Records for this exercise:
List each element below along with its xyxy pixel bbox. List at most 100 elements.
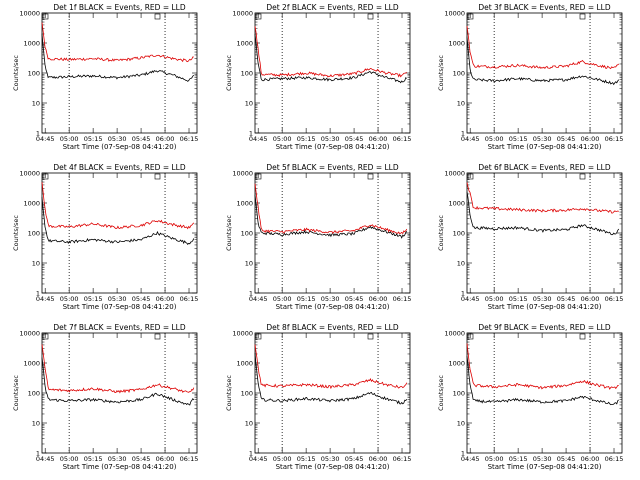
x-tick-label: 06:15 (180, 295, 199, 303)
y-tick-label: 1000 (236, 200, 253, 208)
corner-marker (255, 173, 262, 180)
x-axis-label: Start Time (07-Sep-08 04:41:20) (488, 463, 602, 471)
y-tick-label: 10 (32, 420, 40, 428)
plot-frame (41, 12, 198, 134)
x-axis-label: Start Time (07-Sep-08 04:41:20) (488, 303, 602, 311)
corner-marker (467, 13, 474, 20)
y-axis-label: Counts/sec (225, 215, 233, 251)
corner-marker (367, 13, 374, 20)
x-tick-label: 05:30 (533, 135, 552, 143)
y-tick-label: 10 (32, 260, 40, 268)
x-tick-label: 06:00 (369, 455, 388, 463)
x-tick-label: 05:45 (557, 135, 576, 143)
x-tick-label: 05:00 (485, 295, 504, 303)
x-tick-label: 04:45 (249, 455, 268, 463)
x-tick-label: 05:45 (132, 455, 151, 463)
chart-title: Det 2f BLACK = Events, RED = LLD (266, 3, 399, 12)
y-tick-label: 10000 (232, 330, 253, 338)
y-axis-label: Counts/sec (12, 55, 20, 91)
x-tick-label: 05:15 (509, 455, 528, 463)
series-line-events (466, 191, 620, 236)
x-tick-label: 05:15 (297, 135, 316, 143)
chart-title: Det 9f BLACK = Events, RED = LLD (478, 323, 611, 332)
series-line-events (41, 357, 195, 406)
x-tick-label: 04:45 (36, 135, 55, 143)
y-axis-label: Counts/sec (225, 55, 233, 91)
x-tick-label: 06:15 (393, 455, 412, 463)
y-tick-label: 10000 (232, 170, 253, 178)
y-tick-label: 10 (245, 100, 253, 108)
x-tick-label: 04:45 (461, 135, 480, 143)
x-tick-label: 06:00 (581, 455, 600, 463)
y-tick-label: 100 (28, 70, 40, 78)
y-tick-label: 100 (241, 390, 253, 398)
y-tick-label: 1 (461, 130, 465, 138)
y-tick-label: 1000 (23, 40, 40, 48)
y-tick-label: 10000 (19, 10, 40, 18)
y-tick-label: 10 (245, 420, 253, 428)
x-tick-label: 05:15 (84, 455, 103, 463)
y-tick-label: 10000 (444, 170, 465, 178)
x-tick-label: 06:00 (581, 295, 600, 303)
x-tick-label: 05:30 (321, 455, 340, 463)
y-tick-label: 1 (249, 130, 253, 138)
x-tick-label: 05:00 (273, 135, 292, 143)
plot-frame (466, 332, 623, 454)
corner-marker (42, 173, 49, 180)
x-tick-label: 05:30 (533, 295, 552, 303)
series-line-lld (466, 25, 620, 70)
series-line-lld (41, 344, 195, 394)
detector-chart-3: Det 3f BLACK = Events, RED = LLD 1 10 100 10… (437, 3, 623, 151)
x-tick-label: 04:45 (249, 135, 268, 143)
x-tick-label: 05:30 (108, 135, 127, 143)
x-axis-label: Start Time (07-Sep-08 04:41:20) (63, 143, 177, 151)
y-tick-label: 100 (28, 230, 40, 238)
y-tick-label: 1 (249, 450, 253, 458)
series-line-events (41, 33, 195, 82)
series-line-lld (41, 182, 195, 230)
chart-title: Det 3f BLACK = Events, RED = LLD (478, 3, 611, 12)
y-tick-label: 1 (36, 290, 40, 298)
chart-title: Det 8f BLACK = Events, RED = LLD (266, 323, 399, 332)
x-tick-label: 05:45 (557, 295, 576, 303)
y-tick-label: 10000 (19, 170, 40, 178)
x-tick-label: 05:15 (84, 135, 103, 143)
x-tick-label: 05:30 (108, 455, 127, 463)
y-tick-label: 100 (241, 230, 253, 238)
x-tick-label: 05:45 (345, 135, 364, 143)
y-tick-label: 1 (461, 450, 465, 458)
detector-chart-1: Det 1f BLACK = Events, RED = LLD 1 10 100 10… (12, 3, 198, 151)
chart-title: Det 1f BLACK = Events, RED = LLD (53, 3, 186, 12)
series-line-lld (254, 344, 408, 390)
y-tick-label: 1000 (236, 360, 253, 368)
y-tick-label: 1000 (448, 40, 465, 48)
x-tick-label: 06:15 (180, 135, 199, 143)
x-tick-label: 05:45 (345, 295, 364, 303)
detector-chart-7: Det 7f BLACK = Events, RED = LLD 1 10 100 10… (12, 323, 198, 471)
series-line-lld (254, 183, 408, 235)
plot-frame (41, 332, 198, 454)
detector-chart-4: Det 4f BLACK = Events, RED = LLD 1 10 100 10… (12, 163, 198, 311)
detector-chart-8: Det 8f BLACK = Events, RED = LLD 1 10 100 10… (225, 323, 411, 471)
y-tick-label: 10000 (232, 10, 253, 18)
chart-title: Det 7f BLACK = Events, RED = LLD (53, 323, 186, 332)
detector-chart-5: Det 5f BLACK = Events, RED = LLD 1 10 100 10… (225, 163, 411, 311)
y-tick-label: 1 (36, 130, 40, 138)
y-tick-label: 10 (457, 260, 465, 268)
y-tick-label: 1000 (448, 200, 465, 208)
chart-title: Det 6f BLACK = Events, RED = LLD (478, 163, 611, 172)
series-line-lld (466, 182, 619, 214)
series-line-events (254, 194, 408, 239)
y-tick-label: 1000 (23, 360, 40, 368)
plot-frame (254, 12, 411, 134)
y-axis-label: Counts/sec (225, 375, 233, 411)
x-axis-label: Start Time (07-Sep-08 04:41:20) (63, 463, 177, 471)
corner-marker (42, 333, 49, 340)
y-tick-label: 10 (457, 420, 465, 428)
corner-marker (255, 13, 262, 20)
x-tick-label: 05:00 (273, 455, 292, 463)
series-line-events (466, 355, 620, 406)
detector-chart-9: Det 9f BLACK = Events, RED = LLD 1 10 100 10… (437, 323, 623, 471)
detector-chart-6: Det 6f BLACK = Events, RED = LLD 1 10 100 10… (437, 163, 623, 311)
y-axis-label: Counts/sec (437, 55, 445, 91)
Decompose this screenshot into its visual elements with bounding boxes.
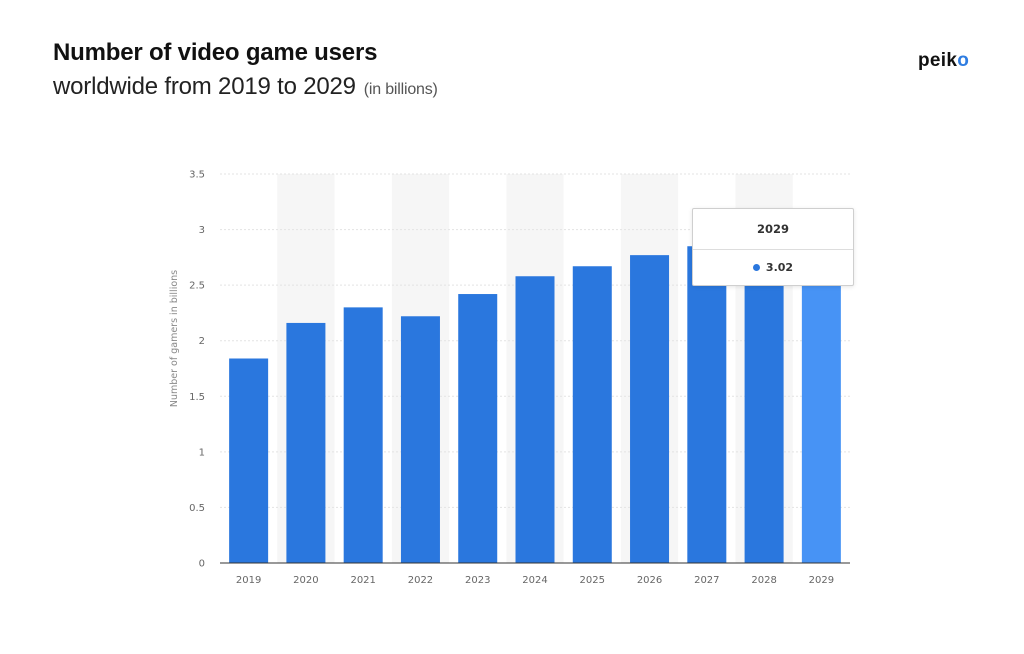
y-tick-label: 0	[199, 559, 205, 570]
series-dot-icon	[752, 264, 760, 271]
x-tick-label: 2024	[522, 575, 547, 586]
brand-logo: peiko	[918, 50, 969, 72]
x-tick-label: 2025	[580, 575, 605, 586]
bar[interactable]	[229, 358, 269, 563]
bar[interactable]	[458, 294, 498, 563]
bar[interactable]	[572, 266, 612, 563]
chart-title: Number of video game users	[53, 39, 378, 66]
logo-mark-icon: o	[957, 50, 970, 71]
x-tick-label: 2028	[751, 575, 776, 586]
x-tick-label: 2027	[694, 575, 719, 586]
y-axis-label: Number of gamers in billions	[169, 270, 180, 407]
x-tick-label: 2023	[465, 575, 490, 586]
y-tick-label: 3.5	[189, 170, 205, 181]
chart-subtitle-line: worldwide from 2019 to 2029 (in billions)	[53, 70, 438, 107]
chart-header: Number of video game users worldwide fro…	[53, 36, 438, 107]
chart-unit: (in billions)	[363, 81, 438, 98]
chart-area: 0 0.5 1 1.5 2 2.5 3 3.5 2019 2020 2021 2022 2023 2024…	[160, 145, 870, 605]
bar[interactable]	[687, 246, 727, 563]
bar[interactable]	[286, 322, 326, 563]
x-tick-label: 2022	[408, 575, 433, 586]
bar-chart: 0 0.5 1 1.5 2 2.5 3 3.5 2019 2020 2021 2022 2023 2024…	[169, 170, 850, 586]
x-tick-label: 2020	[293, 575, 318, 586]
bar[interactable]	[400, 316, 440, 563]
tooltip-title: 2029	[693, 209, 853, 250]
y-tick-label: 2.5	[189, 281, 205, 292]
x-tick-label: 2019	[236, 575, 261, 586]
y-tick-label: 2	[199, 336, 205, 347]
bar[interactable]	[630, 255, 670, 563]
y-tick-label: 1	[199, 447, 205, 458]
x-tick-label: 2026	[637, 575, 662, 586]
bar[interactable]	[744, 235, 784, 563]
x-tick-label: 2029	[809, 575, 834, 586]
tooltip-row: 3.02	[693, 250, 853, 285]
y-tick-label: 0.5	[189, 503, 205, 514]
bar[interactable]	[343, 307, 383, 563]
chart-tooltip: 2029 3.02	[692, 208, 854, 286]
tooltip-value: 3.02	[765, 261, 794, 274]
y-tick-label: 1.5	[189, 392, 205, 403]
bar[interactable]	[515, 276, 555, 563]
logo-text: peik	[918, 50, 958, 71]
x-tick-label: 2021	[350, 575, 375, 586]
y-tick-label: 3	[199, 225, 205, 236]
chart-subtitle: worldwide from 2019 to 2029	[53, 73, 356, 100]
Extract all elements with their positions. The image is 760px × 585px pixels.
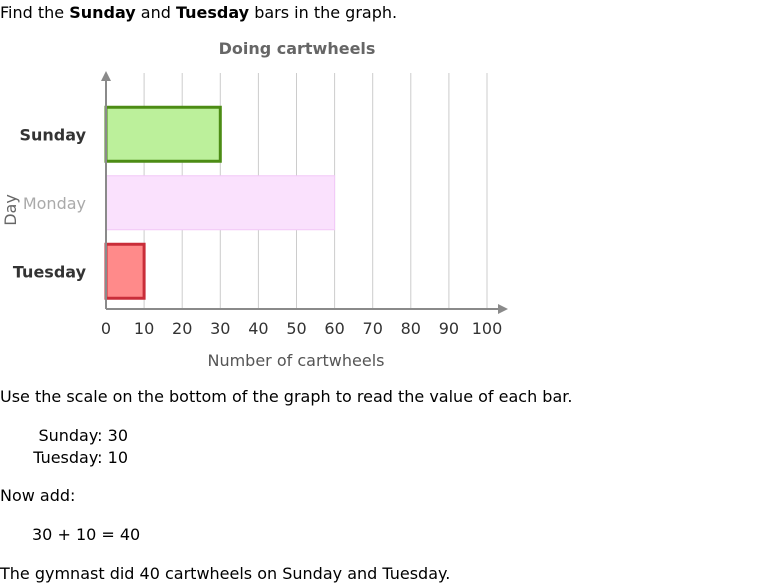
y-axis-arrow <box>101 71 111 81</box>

Task to complete:
Render everything from the line holding "559, 205, 570]" through the last line of the material, both included, as a JSON list of strings with one string per line, omitting blank lines. Leave the pictures out.

Written answer:
[
  "y-tick-label: 0\t[199, 559, 205, 570]",
  "series-dot-icon\t[752, 264, 760, 271]",
  "x-tick-label: 2024\t[522, 575, 547, 586]",
  "brand-logo: peiko\t[918, 50, 969, 72]",
  "x-tick-label: 2025\t[580, 575, 605, 586]",
  "bar[interactable]\t[229, 358, 269, 563]",
  "bar[interactable]\t[458, 294, 498, 563]",
  "bar[interactable]\t[572, 266, 612, 563]",
  "chart-title: Number of video game users\t[53, 39, 378, 66]",
  "logo-mark-icon: o\t[957, 50, 970, 71]",
  "x-tick-label: 2028\t[751, 575, 776, 586]",
  "x-tick-label: 2027\t[694, 575, 719, 586]",
  "y-axis-label: Number of gamers in billions\t[169, 270, 180, 407]",
  "x-tick-label: 2023\t[465, 575, 490, 586]",
  "y-tick-label: 3.5\t[189, 170, 205, 181]",
  "chart-subtitle-line: worldwide from 2019 to 2029 (in billions)\t[53, 70, 438, 107]",
  "chart-header: Number of video game users worldwide fro…\t[53, 36, 438, 107]",
  "chart-unit: (in billions)\t[363, 81, 438, 98]",
  "chart-area: 0 0.5 1 1.5 2 2.5 3 3.5 2019 2020 2021 2022 2023 2024…\t[160, 145, 870, 605]",
  "bar[interactable]\t[687, 246, 727, 563]",
  "bar[interactable]\t[286, 322, 326, 563]",
  "x-tick-label: 2022\t[408, 575, 433, 586]",
  "bar-chart: 0 0.5 1 1.5 2 2.5 3 3.5 2019 2020 2021 2022 2023 2024…\t[169, 170, 850, 586]",
  "x-tick-label: 2020\t[293, 575, 318, 586]",
  "bar[interactable]\t[400, 316, 440, 563]",
  "tooltip-title: 2029\t[693, 209, 853, 250]",
  "y-tick-label: 2.5\t[189, 281, 205, 292]",
  "x-tick-label: 2019\t[236, 575, 261, 586]",
  "y-tick-label: 2\t[199, 336, 205, 347]",
  "bar[interactable]\t[630, 255, 670, 563]",
  "y-tick-label: 1\t[199, 447, 205, 458]",
  "x-tick-label: 2026\t[637, 575, 662, 586]",
  "bar[interactable]\t[744, 235, 784, 563]",
  "x-tick-label: 2029\t[809, 575, 834, 586]",
  "tooltip-row: 3.02\t[693, 250, 853, 285]",
  "y-tick-label: 0.5\t[189, 503, 205, 514]",
  "bar[interactable]\t[343, 307, 383, 563]",
  "chart-tooltip: 2029 3.02\t[692, 208, 854, 286]",
  "tooltip-value: 3.02\t[765, 261, 794, 274]",
  "y-tick-label: 1.5\t[189, 392, 205, 403]",
  "bar[interactable]\t[515, 276, 555, 563]",
  "logo-text: peik\t[918, 50, 958, 71]",
  "x-tick-label: 2021\t[350, 575, 375, 586]",
  "y-tick-label: 3\t[199, 225, 205, 236]",
  "chart-subtitle: worldwide from 2019 to 2029\t[53, 73, 356, 100]",
  "Extract all elements with their positions. The image is 760px × 585px pixels.",
  "y-axis-arrow <box>101 71 111 81</box>"
]